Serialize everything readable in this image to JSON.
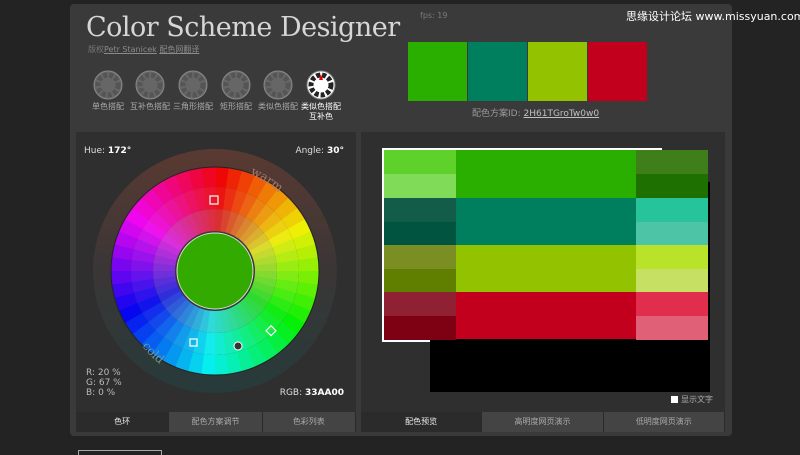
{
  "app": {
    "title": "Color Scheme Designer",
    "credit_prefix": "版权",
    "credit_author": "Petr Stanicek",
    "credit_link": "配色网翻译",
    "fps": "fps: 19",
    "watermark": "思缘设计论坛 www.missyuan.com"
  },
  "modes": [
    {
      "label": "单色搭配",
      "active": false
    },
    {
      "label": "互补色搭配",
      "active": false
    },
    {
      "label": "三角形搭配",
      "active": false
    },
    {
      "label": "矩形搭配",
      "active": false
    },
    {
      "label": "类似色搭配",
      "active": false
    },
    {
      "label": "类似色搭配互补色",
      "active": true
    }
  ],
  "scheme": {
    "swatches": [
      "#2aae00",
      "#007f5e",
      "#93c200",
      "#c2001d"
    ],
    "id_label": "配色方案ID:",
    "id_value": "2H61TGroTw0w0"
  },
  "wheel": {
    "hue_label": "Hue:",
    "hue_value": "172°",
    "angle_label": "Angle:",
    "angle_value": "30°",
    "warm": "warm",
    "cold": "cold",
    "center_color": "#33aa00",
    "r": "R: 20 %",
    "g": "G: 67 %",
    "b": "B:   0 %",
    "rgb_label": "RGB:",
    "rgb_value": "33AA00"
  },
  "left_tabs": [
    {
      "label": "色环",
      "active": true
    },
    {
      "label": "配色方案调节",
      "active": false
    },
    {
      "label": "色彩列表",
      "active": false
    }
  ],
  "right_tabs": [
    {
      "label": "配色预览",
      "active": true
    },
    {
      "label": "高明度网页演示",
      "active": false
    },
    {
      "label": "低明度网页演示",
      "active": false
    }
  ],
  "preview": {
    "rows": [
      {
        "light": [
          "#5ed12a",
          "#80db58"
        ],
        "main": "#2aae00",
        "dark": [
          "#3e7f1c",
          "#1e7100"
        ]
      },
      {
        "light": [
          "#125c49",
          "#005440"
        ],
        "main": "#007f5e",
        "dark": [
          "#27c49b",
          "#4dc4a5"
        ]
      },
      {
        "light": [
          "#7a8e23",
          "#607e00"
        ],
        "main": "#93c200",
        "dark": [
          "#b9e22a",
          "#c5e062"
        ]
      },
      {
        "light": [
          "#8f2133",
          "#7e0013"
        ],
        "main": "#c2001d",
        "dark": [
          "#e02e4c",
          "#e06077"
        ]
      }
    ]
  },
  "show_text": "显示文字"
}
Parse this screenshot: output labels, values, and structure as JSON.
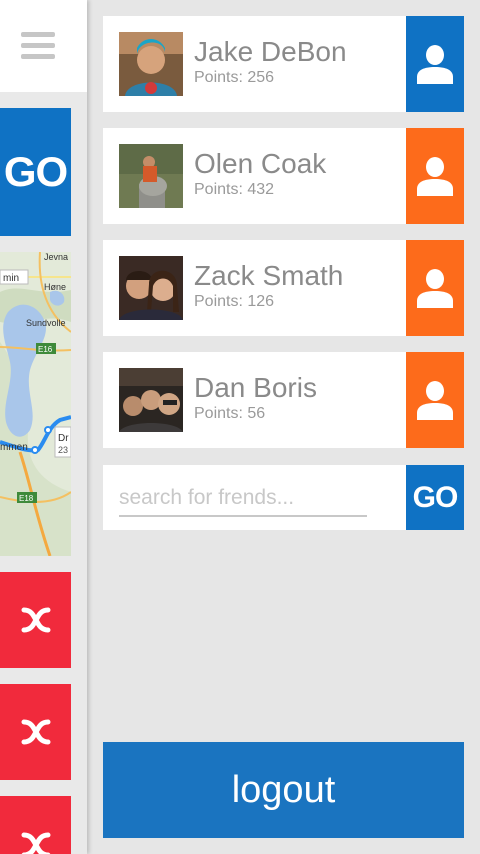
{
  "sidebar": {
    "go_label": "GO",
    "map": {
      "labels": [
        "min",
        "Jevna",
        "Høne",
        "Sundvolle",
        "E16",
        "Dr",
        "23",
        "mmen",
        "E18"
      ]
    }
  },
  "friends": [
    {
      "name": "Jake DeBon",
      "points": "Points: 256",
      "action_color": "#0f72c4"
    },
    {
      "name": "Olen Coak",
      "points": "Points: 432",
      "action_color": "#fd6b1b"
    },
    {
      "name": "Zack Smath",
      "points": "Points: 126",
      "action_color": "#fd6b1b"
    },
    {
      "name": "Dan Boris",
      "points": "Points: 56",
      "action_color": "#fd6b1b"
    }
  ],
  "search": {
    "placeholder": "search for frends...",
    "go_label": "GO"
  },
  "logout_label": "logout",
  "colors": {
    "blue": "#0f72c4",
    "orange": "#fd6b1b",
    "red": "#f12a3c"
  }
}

===============

[Stated goal]: Check each line of the records for "JSON" and copy the ones that contain it.

[Completed exercise]:
Serialize everything readable in this image to JSON.
Parse this screenshot: output labels, values, and structure as JSON.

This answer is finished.